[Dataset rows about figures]
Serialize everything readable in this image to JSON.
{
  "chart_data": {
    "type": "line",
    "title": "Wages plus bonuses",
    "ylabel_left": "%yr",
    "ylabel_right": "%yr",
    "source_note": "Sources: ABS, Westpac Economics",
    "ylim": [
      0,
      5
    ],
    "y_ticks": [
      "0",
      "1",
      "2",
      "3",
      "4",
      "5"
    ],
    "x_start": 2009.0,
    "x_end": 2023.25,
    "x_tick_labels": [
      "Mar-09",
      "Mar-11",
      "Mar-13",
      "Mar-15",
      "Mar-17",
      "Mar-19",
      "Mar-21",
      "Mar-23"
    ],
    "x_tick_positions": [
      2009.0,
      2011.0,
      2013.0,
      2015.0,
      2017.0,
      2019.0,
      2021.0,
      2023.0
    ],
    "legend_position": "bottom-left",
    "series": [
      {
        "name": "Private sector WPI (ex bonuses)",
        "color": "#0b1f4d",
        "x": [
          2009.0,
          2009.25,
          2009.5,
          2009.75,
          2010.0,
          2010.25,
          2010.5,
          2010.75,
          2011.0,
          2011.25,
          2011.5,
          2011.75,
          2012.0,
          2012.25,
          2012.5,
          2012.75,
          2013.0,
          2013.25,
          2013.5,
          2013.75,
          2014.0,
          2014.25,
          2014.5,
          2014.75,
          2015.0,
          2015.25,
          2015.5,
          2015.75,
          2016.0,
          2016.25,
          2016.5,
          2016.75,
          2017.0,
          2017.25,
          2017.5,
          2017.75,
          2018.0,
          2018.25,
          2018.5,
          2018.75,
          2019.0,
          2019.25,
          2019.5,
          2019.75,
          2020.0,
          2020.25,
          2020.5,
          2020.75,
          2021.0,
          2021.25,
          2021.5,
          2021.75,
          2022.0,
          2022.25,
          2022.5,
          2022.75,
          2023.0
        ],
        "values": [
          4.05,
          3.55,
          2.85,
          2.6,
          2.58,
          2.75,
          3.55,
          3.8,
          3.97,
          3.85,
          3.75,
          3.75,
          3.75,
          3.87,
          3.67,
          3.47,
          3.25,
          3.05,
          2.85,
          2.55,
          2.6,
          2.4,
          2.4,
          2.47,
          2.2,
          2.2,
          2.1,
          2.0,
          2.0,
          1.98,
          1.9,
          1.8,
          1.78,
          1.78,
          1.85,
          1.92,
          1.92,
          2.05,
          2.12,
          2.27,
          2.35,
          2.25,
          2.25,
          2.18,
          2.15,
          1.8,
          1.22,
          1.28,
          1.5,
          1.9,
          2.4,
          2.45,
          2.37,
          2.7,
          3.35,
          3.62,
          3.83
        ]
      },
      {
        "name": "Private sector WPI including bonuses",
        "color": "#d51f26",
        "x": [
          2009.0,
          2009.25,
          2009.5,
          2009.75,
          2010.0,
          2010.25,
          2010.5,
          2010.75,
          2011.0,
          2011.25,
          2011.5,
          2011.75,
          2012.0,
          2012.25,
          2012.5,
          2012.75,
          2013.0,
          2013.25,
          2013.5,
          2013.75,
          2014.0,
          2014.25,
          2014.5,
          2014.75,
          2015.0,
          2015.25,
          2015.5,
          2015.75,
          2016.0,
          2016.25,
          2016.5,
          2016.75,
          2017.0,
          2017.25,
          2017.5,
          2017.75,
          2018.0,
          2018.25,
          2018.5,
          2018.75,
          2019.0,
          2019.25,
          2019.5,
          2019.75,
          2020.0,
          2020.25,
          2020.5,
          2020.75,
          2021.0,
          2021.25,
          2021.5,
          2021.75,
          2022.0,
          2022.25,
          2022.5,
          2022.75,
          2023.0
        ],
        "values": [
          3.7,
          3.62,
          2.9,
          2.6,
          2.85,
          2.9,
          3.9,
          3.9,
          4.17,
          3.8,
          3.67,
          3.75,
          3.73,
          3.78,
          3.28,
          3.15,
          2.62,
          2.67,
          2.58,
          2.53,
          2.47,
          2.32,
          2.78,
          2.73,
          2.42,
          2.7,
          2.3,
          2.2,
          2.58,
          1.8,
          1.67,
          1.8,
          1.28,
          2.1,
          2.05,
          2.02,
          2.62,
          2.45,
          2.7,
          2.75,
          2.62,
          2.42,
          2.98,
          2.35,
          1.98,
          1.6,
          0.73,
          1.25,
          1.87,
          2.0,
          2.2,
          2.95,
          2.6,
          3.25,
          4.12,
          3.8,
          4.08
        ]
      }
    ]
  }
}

Exercise goal -
Give only the number of lines in the records that contain the string "name".

Solved exercise -
2